Which lines hold the word "time"? Copy each of them from the material.

═════ Exercise inputs

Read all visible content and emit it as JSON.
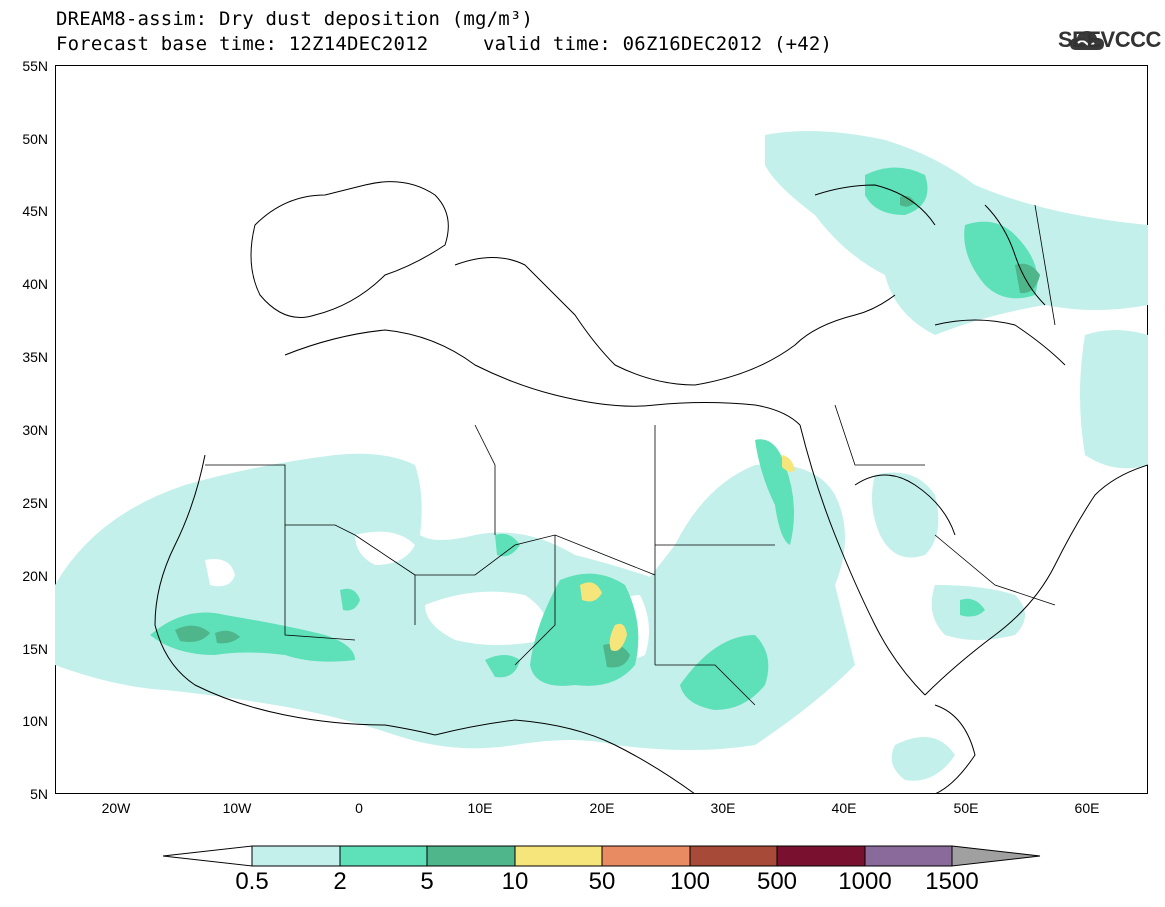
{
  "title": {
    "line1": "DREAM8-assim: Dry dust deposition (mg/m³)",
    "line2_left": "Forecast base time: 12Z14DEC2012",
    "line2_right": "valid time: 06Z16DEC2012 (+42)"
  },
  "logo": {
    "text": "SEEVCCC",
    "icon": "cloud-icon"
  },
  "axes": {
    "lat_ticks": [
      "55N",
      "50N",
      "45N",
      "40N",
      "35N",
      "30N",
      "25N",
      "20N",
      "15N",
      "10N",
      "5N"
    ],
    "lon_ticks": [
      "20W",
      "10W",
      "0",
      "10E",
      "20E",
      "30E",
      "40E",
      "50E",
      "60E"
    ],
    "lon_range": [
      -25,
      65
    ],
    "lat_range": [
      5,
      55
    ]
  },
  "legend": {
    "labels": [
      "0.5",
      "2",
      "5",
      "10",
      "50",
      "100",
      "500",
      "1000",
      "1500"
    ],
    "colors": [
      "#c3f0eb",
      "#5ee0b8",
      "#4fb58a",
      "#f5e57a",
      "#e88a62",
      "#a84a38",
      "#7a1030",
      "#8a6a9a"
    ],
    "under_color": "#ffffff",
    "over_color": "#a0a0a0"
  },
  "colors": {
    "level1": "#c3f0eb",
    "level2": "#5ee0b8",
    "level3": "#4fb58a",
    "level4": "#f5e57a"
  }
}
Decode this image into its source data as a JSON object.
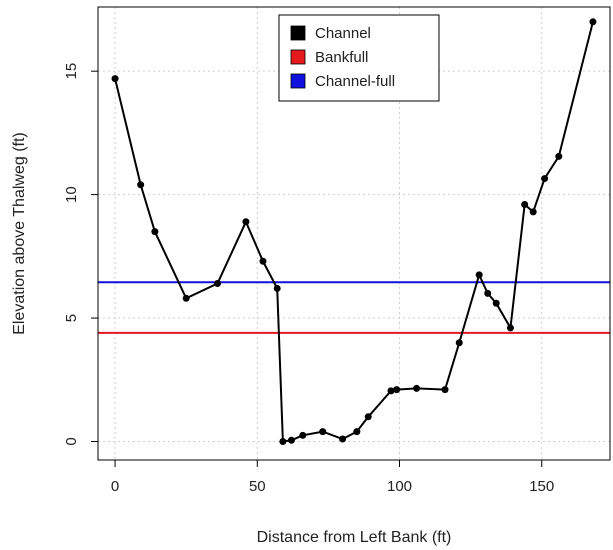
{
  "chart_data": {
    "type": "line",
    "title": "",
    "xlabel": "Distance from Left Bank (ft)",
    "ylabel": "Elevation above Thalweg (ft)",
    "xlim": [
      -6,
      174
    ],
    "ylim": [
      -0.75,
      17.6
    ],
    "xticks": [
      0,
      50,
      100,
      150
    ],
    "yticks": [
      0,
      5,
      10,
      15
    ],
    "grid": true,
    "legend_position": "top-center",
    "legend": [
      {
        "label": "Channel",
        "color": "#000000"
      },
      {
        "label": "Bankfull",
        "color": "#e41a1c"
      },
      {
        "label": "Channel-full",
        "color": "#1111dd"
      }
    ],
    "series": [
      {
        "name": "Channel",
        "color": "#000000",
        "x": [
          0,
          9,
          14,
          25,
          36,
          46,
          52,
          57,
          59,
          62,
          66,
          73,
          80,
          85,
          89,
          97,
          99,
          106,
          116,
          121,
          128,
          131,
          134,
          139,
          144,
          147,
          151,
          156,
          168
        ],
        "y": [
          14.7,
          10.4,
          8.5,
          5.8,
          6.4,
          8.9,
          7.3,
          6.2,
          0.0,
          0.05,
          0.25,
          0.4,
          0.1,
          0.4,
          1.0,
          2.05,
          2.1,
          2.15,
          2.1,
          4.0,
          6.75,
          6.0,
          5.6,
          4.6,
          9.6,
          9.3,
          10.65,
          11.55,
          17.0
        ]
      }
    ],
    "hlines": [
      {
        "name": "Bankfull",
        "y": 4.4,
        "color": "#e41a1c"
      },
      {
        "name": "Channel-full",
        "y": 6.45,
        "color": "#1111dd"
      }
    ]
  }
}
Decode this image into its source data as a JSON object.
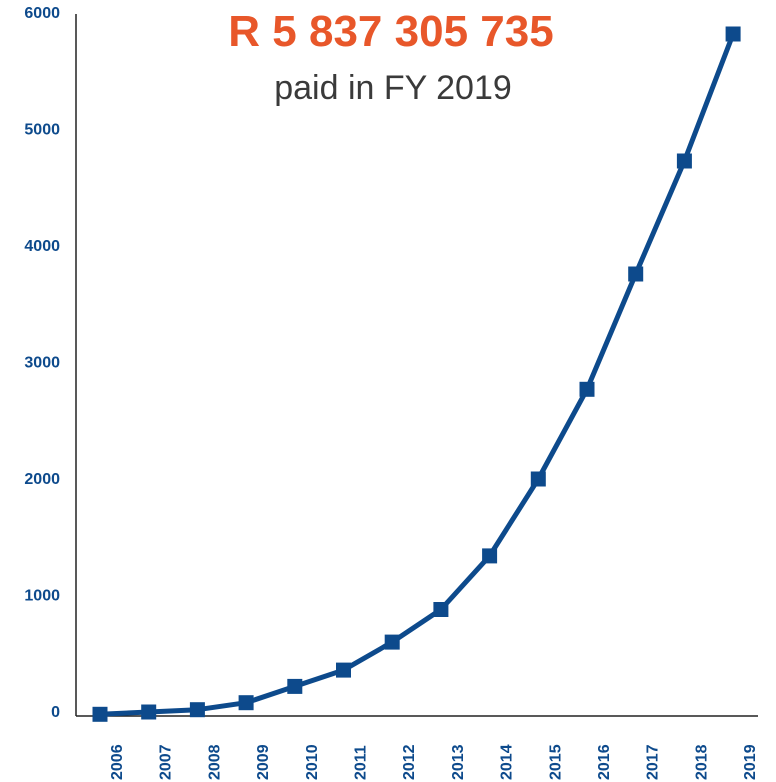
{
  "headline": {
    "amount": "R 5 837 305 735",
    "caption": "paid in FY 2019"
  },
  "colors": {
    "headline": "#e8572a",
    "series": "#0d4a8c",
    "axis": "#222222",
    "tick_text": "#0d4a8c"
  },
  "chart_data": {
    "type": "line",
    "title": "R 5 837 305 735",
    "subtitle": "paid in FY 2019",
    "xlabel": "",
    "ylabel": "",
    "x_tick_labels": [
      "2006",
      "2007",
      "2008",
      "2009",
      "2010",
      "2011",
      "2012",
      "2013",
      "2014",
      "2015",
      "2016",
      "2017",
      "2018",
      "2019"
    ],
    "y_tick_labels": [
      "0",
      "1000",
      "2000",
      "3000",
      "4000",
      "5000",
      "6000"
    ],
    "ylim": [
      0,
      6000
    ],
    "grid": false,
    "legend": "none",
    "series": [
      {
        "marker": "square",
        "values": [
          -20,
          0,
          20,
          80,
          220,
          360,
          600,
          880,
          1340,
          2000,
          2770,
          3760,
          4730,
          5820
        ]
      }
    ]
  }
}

══════════

Task result:
    "line2_left": "Forecast base time: 12Z14DEC2012",
    "line2_right": "valid time: 06Z16DEC2012 (+42)"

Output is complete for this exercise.